Anweisung 1
Wie viele Quadratmeter Grundfläche überspannt die Halle laut dem Text zur Alsterschwimmhalle?
Anweisung 2
Gib aus dem Text zur Alsterschwimmhalle den Abschnitt von „Mehr Beton wagen?“ bis einschließlich „endlich die Bauarbeiten.“ wortgetreu aus.

Vorliegender Text
—————

Mehr Beton wagen? Nach dem Besuch der unlängst von gmp sanierten und am 24. November letzten Jahres wiedereröffneten Alsterschwimmhalle in der Sechslingspforte 15 in Hamburg-Hohenfelde, fällt die Antwort leicht: Mehr Beton wagen. Seit seiner Einweihung 1973 in die Jahre gekommen, bedurfte das größte öffentliche Schwimmbad der Hafenstadt einer umfangreichen Sanierung. Eine Operation, die der Nachkriegsikone noch 2004 aus Kostengründen verwehrt wurde; sogar ein Abriss stand zur Debatte. Nach Protesten aus der Bevölkerung konnte die ursprünglich als Wettkampfaustragungsort errichtete Halle erweitert werden, inzwischen steht sie unter Denkmalschutz. 47 Jahre nach ihrer Eröffnung und ermöglicht durch eine Machbarkeitsstudie von gmp, starteten 2020 endlich die Bauarbeiten.
Nur wenige Gehminuten von der Außenalster entfernt, erstreckt sich die von drei Stützfüßen getragene und aus zwei hyperbolischen Paraboloidschalen bestehende Halle. Einer der größten Schalenbauten Europas, welcher 4500 Quadratmeter Grundfläche überspannt und 24 Meter in die Höhe ragt. In Anlehnung an Utzons Oper in Sydney (ebenfalls 1973 eröffnet) von den Hamburgern liebevoll „Schwimmoper“ genannt, erinnert die filigrane Schalenkonstruktion je nach Blickwinkel an einen Schmetterling oder einen Rochen.

—————

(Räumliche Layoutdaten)
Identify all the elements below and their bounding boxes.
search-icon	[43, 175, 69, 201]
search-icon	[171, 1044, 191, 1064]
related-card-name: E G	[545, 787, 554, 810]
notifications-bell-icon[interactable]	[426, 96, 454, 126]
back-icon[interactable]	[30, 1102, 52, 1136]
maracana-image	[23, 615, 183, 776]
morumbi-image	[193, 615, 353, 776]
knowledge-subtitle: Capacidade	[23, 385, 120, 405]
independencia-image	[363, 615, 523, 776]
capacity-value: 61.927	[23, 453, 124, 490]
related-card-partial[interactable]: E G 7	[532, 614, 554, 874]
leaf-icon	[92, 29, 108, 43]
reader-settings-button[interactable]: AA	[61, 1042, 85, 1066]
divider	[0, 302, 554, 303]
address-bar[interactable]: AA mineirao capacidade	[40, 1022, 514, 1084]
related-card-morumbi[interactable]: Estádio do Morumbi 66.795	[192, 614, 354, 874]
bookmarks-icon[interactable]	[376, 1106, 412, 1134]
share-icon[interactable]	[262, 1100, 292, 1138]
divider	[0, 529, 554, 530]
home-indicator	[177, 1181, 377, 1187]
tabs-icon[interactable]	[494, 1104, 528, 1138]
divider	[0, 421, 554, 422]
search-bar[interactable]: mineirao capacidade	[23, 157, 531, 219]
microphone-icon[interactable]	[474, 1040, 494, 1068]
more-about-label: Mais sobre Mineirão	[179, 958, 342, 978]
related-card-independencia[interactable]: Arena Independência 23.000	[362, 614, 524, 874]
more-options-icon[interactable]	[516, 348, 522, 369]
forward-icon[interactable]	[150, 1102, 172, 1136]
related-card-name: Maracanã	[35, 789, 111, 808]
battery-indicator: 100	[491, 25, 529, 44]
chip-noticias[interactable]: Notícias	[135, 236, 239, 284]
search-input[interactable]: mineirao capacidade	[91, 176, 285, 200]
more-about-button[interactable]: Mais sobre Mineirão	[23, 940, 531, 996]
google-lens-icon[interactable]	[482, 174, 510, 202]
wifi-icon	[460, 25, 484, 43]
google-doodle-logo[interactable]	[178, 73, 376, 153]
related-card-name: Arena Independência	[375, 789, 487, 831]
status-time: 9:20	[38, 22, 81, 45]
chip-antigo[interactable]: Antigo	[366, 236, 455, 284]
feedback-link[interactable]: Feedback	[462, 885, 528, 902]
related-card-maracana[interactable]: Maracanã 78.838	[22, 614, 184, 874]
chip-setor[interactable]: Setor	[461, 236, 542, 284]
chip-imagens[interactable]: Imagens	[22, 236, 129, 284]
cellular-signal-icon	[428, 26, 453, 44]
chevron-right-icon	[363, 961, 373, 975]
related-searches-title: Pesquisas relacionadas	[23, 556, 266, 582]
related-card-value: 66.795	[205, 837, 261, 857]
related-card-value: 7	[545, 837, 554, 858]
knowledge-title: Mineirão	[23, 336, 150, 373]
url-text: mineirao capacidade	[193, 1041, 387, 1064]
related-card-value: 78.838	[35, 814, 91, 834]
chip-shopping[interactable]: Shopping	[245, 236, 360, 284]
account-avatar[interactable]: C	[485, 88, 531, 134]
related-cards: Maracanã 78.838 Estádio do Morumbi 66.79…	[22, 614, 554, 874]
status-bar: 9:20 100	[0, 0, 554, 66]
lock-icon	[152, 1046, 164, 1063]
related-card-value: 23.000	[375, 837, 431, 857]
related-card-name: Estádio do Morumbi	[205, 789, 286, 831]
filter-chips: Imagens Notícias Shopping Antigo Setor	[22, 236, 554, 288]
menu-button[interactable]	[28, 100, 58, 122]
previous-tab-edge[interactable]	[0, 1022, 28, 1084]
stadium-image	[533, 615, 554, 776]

—————

Schriftliche Antwort 1
4500 Quadratmeter

Schriftliche Antwort 2
Mehr Beton wagen? Nach dem Besuch der unlängst von gmp sanierten und am 24. November letzten Jahres wiedereröffneten Alsterschwimmhalle in der Sechslingspforte 15 in Hamburg-Hohenfelde, fällt die Antwort leicht: Mehr Beton wagen. Seit seiner Einweihung 1973 in die Jahre gekommen, bedurfte das größte öffentliche Schwimmbad der Hafenstadt einer umfangreichen Sanierung. Eine Operation, die der Nachkriegsikone noch 2004 aus Kostengründen verwehrt wurde; sogar ein Abriss stand zur Debatte. Nach Protesten aus der Bevölkerung konnte die ursprünglich als Wettkampfaustragungsort errichtete Halle erweitert werden, inzwischen steht sie unter Denkmalschutz. 47 Jahre nach ihrer Eröffnung und ermöglicht durch eine Machbarkeitsstudie von gmp, starteten 2020 endlich die Bauarbeiten.